* **STORED ROWS**:
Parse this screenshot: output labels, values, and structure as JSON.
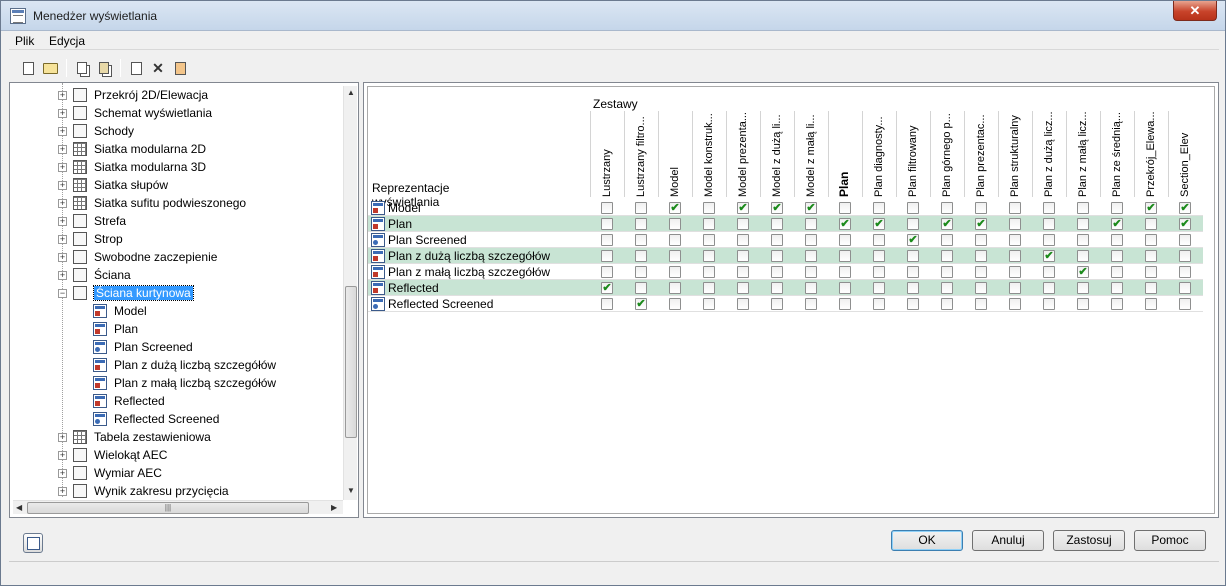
{
  "window": {
    "title": "Menedżer wyświetlania",
    "close_label": "✕"
  },
  "menubar": {
    "items": [
      "Plik",
      "Edycja"
    ]
  },
  "toolbar": {
    "icons": [
      "new-icon",
      "open-icon",
      "copy-icon",
      "paste-icon",
      "export-icon",
      "delete-icon",
      "purge-icon"
    ]
  },
  "tree": {
    "items": [
      {
        "label": "Przekrój 2D/Elewacja",
        "icon": "section-icon",
        "expanded": false
      },
      {
        "label": "Schemat wyświetlania",
        "icon": "schedule-icon",
        "expanded": false
      },
      {
        "label": "Schody",
        "icon": "stairs-icon",
        "expanded": false
      },
      {
        "label": "Siatka modularna 2D",
        "icon": "grid2d-icon",
        "expanded": false
      },
      {
        "label": "Siatka modularna 3D",
        "icon": "grid3d-icon",
        "expanded": false
      },
      {
        "label": "Siatka słupów",
        "icon": "column-grid-icon",
        "expanded": false
      },
      {
        "label": "Siatka sufitu podwieszonego",
        "icon": "ceiling-grid-icon",
        "expanded": false
      },
      {
        "label": "Strefa",
        "icon": "zone-icon",
        "expanded": false
      },
      {
        "label": "Strop",
        "icon": "slab-icon",
        "expanded": false
      },
      {
        "label": "Swobodne zaczepienie",
        "icon": "anchor-icon",
        "expanded": false
      },
      {
        "label": "Ściana",
        "icon": "wall-icon",
        "expanded": false
      },
      {
        "label": "Ściana kurtynowa",
        "icon": "curtain-wall-icon",
        "expanded": true,
        "selected": true
      }
    ],
    "children": [
      "Model",
      "Plan",
      "Plan Screened",
      "Plan z dużą liczbą szczegółów",
      "Plan z małą liczbą szczegółów",
      "Reflected",
      "Reflected Screened"
    ],
    "after": [
      {
        "label": "Tabela zestawieniowa",
        "icon": "table-icon"
      },
      {
        "label": "Wielokąt AEC",
        "icon": "polygon-icon"
      },
      {
        "label": "Wymiar AEC",
        "icon": "dimension-icon"
      },
      {
        "label": "Wynik zakresu przycięcia",
        "icon": "clip-icon"
      }
    ]
  },
  "grid": {
    "sets_header": "Zestawy",
    "rep_header": "Reprezentacje wyświetlania",
    "columns": [
      "Lustrzany",
      "Lustrzany filtro...",
      "Model",
      "Model konstruk...",
      "Model prezenta...",
      "Model z dużą li...",
      "Model z małą li...",
      "Plan",
      "Plan diagnosty...",
      "Plan filtrowany",
      "Plan górnego p...",
      "Plan prezentac...",
      "Plan strukturalny",
      "Plan z dużą licz...",
      "Plan z małą licz...",
      "Plan ze średnią...",
      "Przekrój_Elewa...",
      "Section_Elev"
    ],
    "bold_column": 7,
    "rows": [
      {
        "label": "Model",
        "checked": [
          2,
          4,
          5,
          6,
          16,
          17
        ]
      },
      {
        "label": "Plan",
        "checked": [
          7,
          8,
          10,
          11,
          15,
          17
        ]
      },
      {
        "label": "Plan Screened",
        "checked": [
          9
        ]
      },
      {
        "label": "Plan z dużą liczbą szczegółów",
        "checked": [
          13
        ]
      },
      {
        "label": "Plan z małą liczbą szczegółów",
        "checked": [
          14
        ]
      },
      {
        "label": "Reflected",
        "checked": [
          0
        ]
      },
      {
        "label": "Reflected Screened",
        "checked": [
          1
        ]
      }
    ],
    "selected_rows": [
      1,
      3,
      5
    ]
  },
  "buttons": {
    "ok": "OK",
    "cancel": "Anuluj",
    "apply": "Zastosuj",
    "help": "Pomoc"
  },
  "colors": {
    "selected_row": "#c8e4d4",
    "tree_selection": "#3399ff"
  }
}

* **WHAT THIS TASK INVOLVES**: Go through the listing above and quote it exactly, apart from its images.

* **COMPLETED EXERCISE**:
Parse this screenshot: output labels, values, and structure as JSON.
{
  "window": {
    "title": "Menedżer wyświetlania",
    "close_label": "✕"
  },
  "menubar": {
    "items": [
      "Plik",
      "Edycja"
    ]
  },
  "toolbar": {
    "icons": [
      "new-icon",
      "open-icon",
      "copy-icon",
      "paste-icon",
      "export-icon",
      "delete-icon",
      "purge-icon"
    ]
  },
  "tree": {
    "items": [
      {
        "label": "Przekrój 2D/Elewacja",
        "icon": "section-icon",
        "expanded": false
      },
      {
        "label": "Schemat wyświetlania",
        "icon": "schedule-icon",
        "expanded": false
      },
      {
        "label": "Schody",
        "icon": "stairs-icon",
        "expanded": false
      },
      {
        "label": "Siatka modularna 2D",
        "icon": "grid2d-icon",
        "expanded": false
      },
      {
        "label": "Siatka modularna 3D",
        "icon": "grid3d-icon",
        "expanded": false
      },
      {
        "label": "Siatka słupów",
        "icon": "column-grid-icon",
        "expanded": false
      },
      {
        "label": "Siatka sufitu podwieszonego",
        "icon": "ceiling-grid-icon",
        "expanded": false
      },
      {
        "label": "Strefa",
        "icon": "zone-icon",
        "expanded": false
      },
      {
        "label": "Strop",
        "icon": "slab-icon",
        "expanded": false
      },
      {
        "label": "Swobodne zaczepienie",
        "icon": "anchor-icon",
        "expanded": false
      },
      {
        "label": "Ściana",
        "icon": "wall-icon",
        "expanded": false
      },
      {
        "label": "Ściana kurtynowa",
        "icon": "curtain-wall-icon",
        "expanded": true,
        "selected": true
      }
    ],
    "children": [
      "Model",
      "Plan",
      "Plan Screened",
      "Plan z dużą liczbą szczegółów",
      "Plan z małą liczbą szczegółów",
      "Reflected",
      "Reflected Screened"
    ],
    "after": [
      {
        "label": "Tabela zestawieniowa",
        "icon": "table-icon"
      },
      {
        "label": "Wielokąt AEC",
        "icon": "polygon-icon"
      },
      {
        "label": "Wymiar AEC",
        "icon": "dimension-icon"
      },
      {
        "label": "Wynik zakresu przycięcia",
        "icon": "clip-icon"
      }
    ]
  },
  "grid": {
    "sets_header": "Zestawy",
    "rep_header": "Reprezentacje wyświetlania",
    "columns": [
      "Lustrzany",
      "Lustrzany filtro...",
      "Model",
      "Model konstruk...",
      "Model prezenta...",
      "Model z dużą li...",
      "Model z małą li...",
      "Plan",
      "Plan diagnosty...",
      "Plan filtrowany",
      "Plan górnego p...",
      "Plan prezentac...",
      "Plan strukturalny",
      "Plan z dużą licz...",
      "Plan z małą licz...",
      "Plan ze średnią...",
      "Przekrój_Elewa...",
      "Section_Elev"
    ],
    "bold_column": 7,
    "rows": [
      {
        "label": "Model",
        "checked": [
          2,
          4,
          5,
          6,
          16,
          17
        ]
      },
      {
        "label": "Plan",
        "checked": [
          7,
          8,
          10,
          11,
          15,
          17
        ]
      },
      {
        "label": "Plan Screened",
        "checked": [
          9
        ]
      },
      {
        "label": "Plan z dużą liczbą szczegółów",
        "checked": [
          13
        ]
      },
      {
        "label": "Plan z małą liczbą szczegółów",
        "checked": [
          14
        ]
      },
      {
        "label": "Reflected",
        "checked": [
          0
        ]
      },
      {
        "label": "Reflected Screened",
        "checked": [
          1
        ]
      }
    ],
    "selected_rows": [
      1,
      3,
      5
    ]
  },
  "buttons": {
    "ok": "OK",
    "cancel": "Anuluj",
    "apply": "Zastosuj",
    "help": "Pomoc"
  },
  "colors": {
    "selected_row": "#c8e4d4",
    "tree_selection": "#3399ff"
  }
}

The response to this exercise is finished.